OBJECTIVE: Note each line that includes the word "والأضحية". Copy those lines.

WORKING DATA:
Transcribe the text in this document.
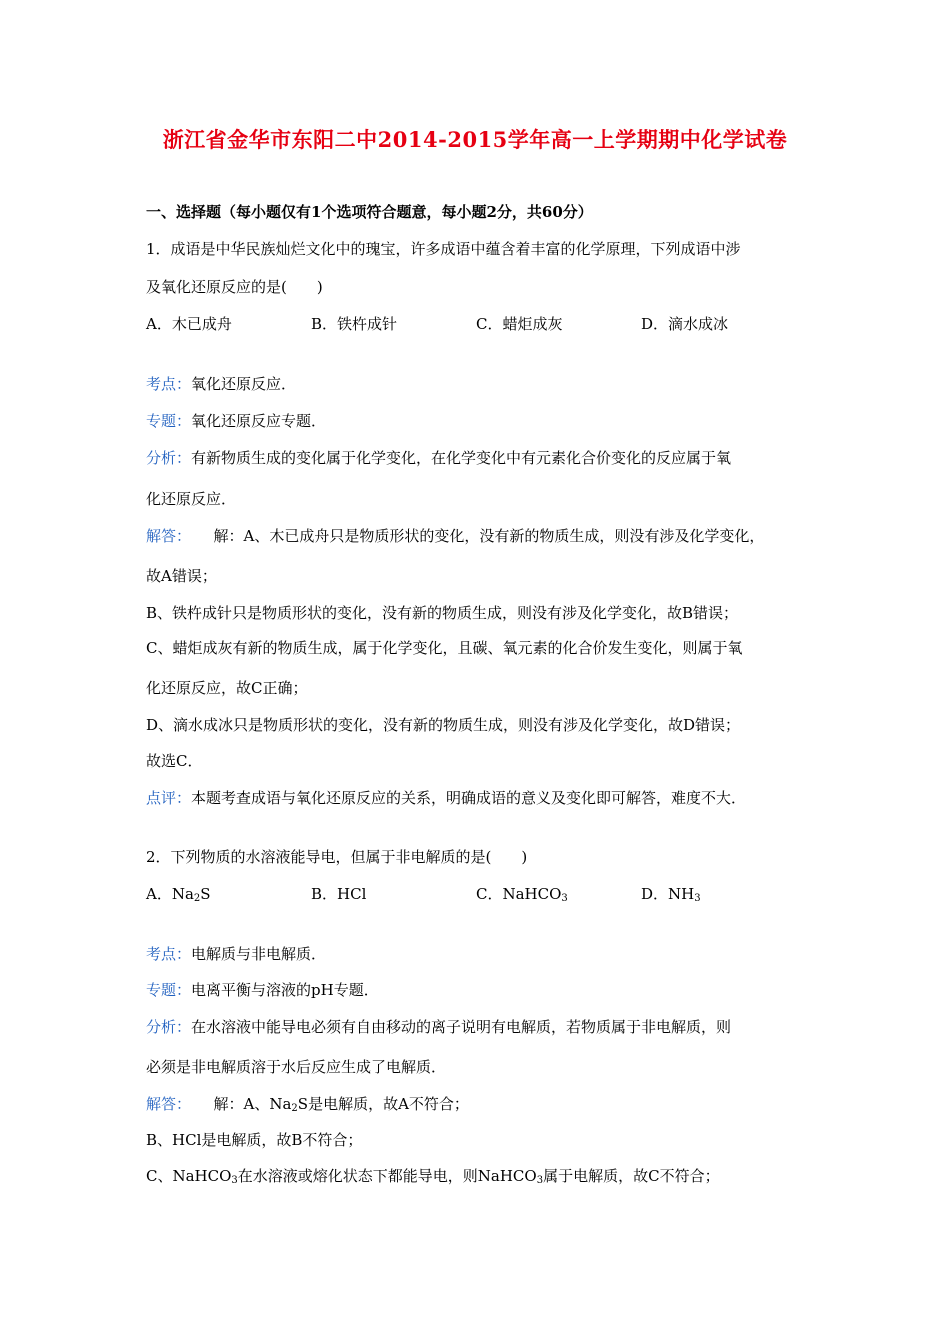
浙江省金华市东阳二中2014-2015学年高一上学期期中化学试卷
一、选择题（每小题仅有1个选项符合题意，每小题2分，共60分）
1．成语是中华民族灿烂文化中的瑰宝，许多成语中蕴含着丰富的化学原理，下列成语中涉
及氧化还原反应的是(　　)
A．木已成舟	B．铁杵成针	C．蜡炬成灰	D．滴水成冰
考点：氧化还原反应．
专题：氧化还原反应专题．
分析：有新物质生成的变化属于化学变化，在化学变化中有元素化合价变化的反应属于氧
化还原反应．
解答：　　解：A、木已成舟只是物质形状的变化，没有新的物质生成，则没有涉及化学变化，
故A错误；
B、铁杵成针只是物质形状的变化，没有新的物质生成，则没有涉及化学变化，故B错误；
C、蜡炬成灰有新的物质生成，属于化学变化，且碳、氧元素的化合价发生变化，则属于氧
化还原反应，故C正确；
D、滴水成冰只是物质形状的变化，没有新的物质生成，则没有涉及化学变化，故D错误；
故选C．
点评：本题考查成语与氧化还原反应的关系，明确成语的意义及变化即可解答，难度不大．
2．下列物质的水溶液能导电，但属于非电解质的是(　　)
A．$Na_2S$	B．HCl	C．NaHCO$_3$	D．$NH_3$
考点：电解质与非电解质．
专题：电离平衡与溶液的pH专题．
分析：在水溶液中能导电必须有自由移动的离子说明有电解质，若物质属于非电解质，则
必须是非电解质溶于水后反应生成了电解质．
解答：　　解：A、$Na_2S$是电解质，故A不符合；
B、HCl是电解质，故B不符合；
C、NaHCO$_3$在水溶液或熔化状态下都能导电，则NaHCO$_3$属于电解质，故C不符合；
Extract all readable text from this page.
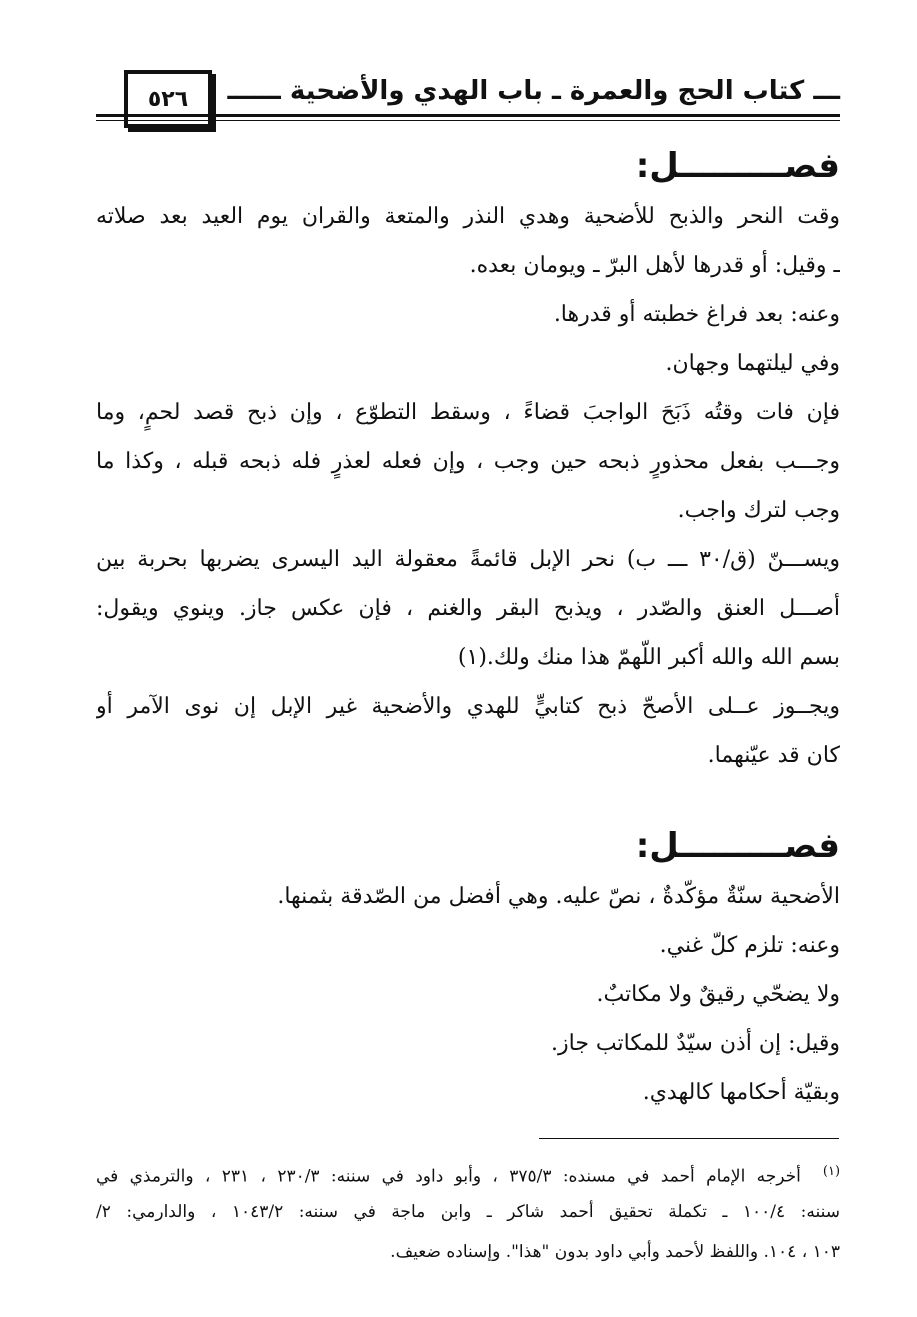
٥٢٦ ـــ كتاب الحج والعمرة ـ باب الهدي والأضحية ــــــ
فصـــــــــل:
وقت النحر والذبح للأضحية وهدي النذر والمتعة والقران يوم العيد بعد صلاته
ـ وقيل: أو قدرها لأهل البرّ ـ ويومان بعده.
وعنه: بعد فراغ خطبته أو قدرها.
وفي ليلتهما وجهان.
فإن فات وقتُه ذَبَحَ الواجبَ قضاءً ، وسقط التطوّع ، وإن ذبح قصد لحمٍ، وما
وجـــب بفعل محذورٍ ذبحه حين وجب ، وإن فعله لعذرٍ فله ذبحه قبله ، وكذا ما
وجب لترك واجب.
ويســـنّ (ق/٣٠ ـــ ب) نحر الإبل قائمةً معقولة اليد اليسرى يضربها بحربة بين
أصـــل العنق والصّدر ، ويذبح البقر والغنم ، فإن عكس جاز. وينوي ويقول:
بسم الله والله أكبر اللّهمّ هذا منك ولك.(١)
ويجــوز عــلى الأصحّ ذبح كتابيٍّ للهدي والأضحية غير الإبل إن نوى الآمر أو
كان قد عيّنهما.
فصـــــــــل:
الأضحية سنّةٌ مؤكّدةٌ ، نصّ عليه. وهي أفضل من الصّدقة بثمنها.
وعنه: تلزم كلّ غني.
ولا يضحّي رقيقٌ ولا مكاتبٌ.
وقيل: إن أذن سيّدٌ للمكاتب جاز.
وبقيّة أحكامها كالهدي.
$^{(١)}$أخرجه الإمام أحمد في مسنده: ٣٧٥/٣ ، وأبو داود في سننه: ٢٣٠/٣ ، ٢٣١ ، والترمذي في
سننه: ١٠٠/٤ ـ تكملة تحقيق أحمد شاكر ـ وابن ماجة في سننه: ١٠٤٣/٢ ، والدارمي: ٢/
١٠٣ ، ١٠٤. واللفظ لأحمد وأبي داود بدون "هذا". وإسناده ضعيف.
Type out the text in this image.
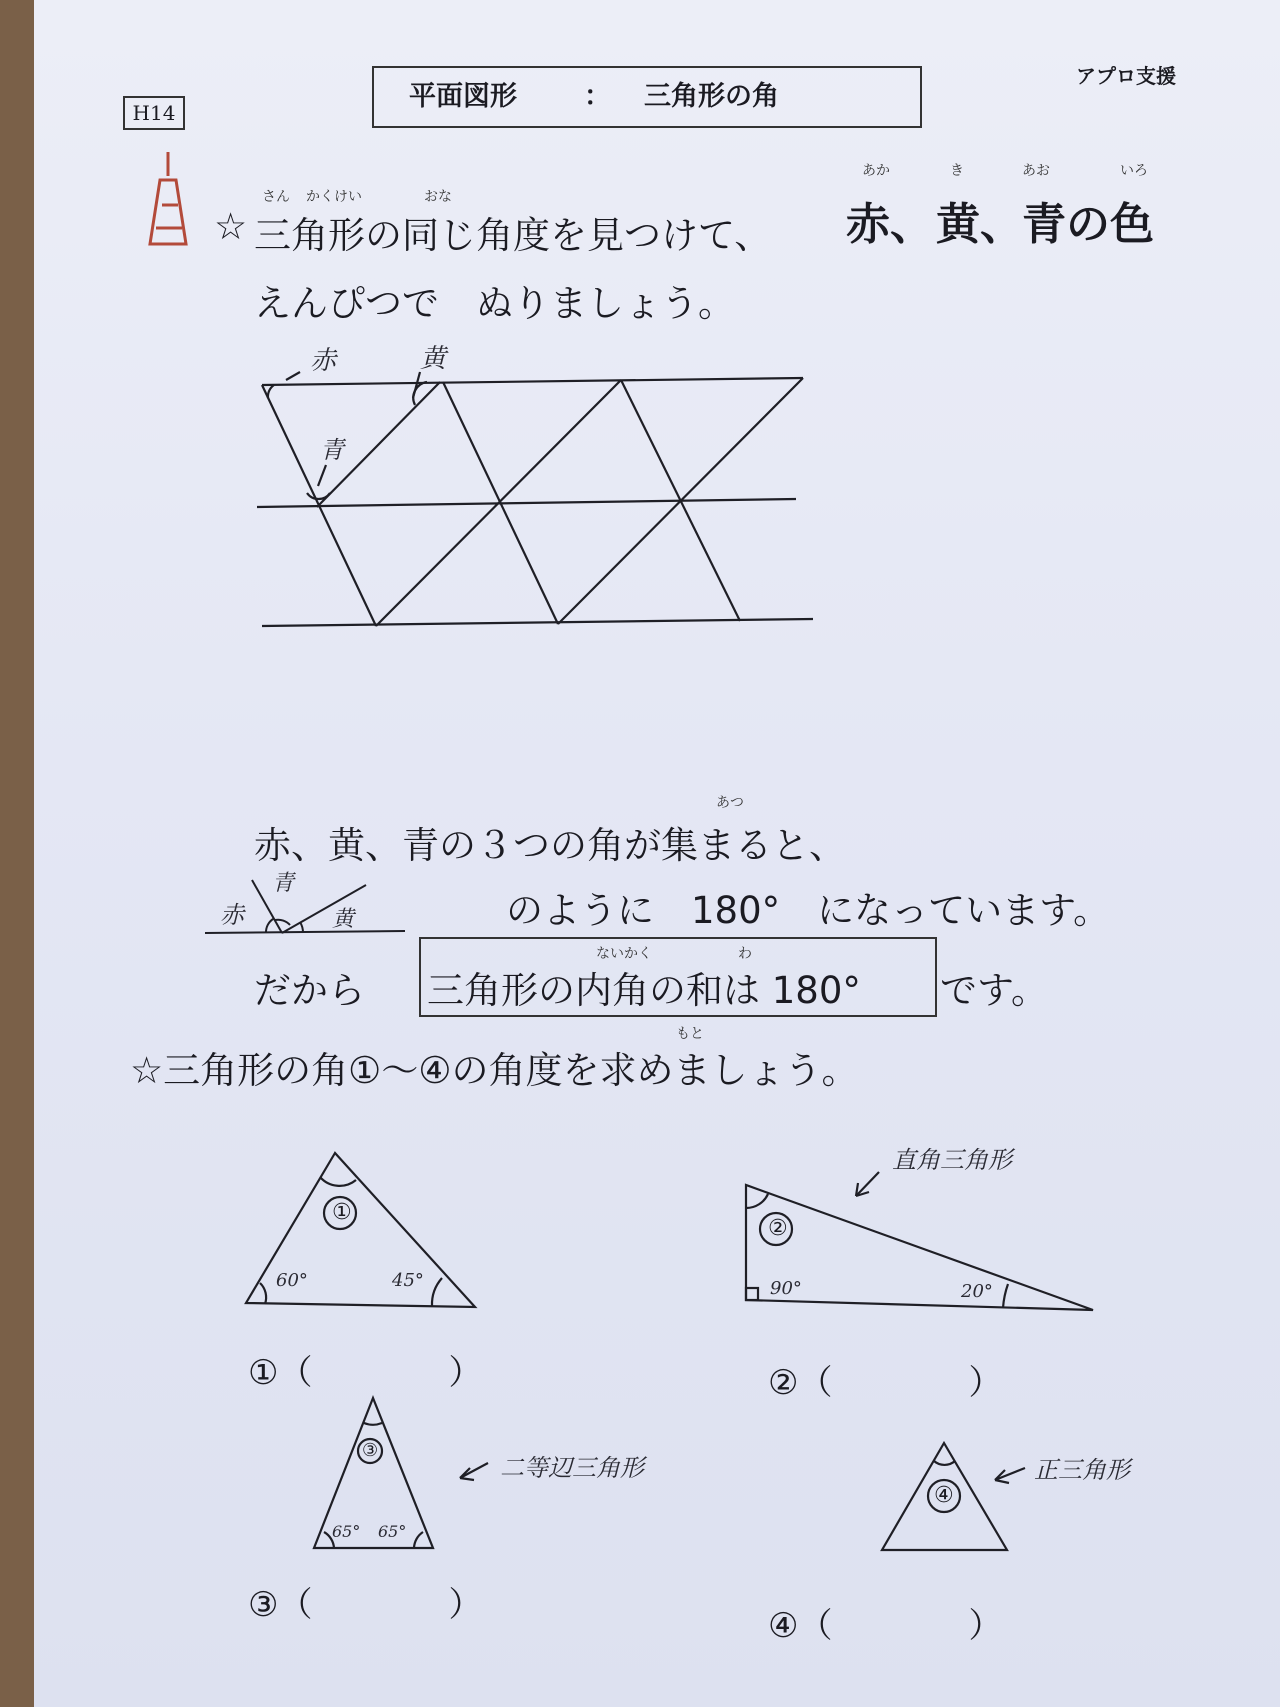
H14
平面図形 ： 三角形の角
アプロ支援
さん かくけい	おな
あか	き	あお	いろ
☆ 三角形の同じ角度を見つけて、 赤 、 黄 、
青の色
えんぴつで　ぬりましょう。
赤	黄
青
あつ
赤、黄、青の３つの角が集まると、
赤
青
黄	のように　180°　になっています。
ないかく	わ
だから 三角形の内角の和は 180° です。
もと
☆三角形の角①～④の角度を求めましょう。
①
60°	45°
①（　　　　）
直角三角形
②
90°	20°
②（　　　　）
二等辺三角形
③
65° 65°
③（　　　　）
正三角形
④
④（　　　　）
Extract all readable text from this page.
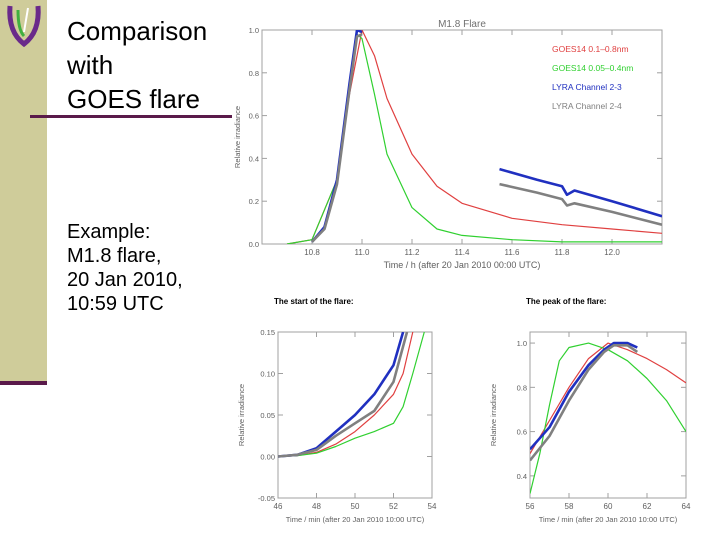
Comparison
with
GOES flare
Example:
M1.8 flare,
20 Jan 2010,
10:59 UTC
M1.8 Flare
10.8	11.0	11.2	11.4	11.6	11.8	12.0
0.0
0.2
0.4
0.6
0.8
1.0
Time / h (after 20 Jan 2010 00:00 UTC)
Relative irradiance
GOES14 0.1–0.8nm
GOES14 0.05–0.4nm
LYRA Channel 2-3
LYRA Channel 2-4
The start of the flare:
46	48	50	52	54
-0.05
0.00
0.05
0.10
0.15
Time / min (after 20 Jan 2010 10:00 UTC)
Relative irradiance
The peak of the flare:
56	58	60	62	64
0.4
0.6
0.8
1.0
Time / min (after 20 Jan 2010 10:00 UTC)
Relative irradiance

SOLVED EXERCISE:
٥٢٦ ـــ كتاب الحج والعمرة ـ باب الهدي والأضحية ــــــ
ويجــوز عــلى الأصحّ ذبح كتابيٍّ للهدي والأضحية غير الإبل إن نوى الآمر أو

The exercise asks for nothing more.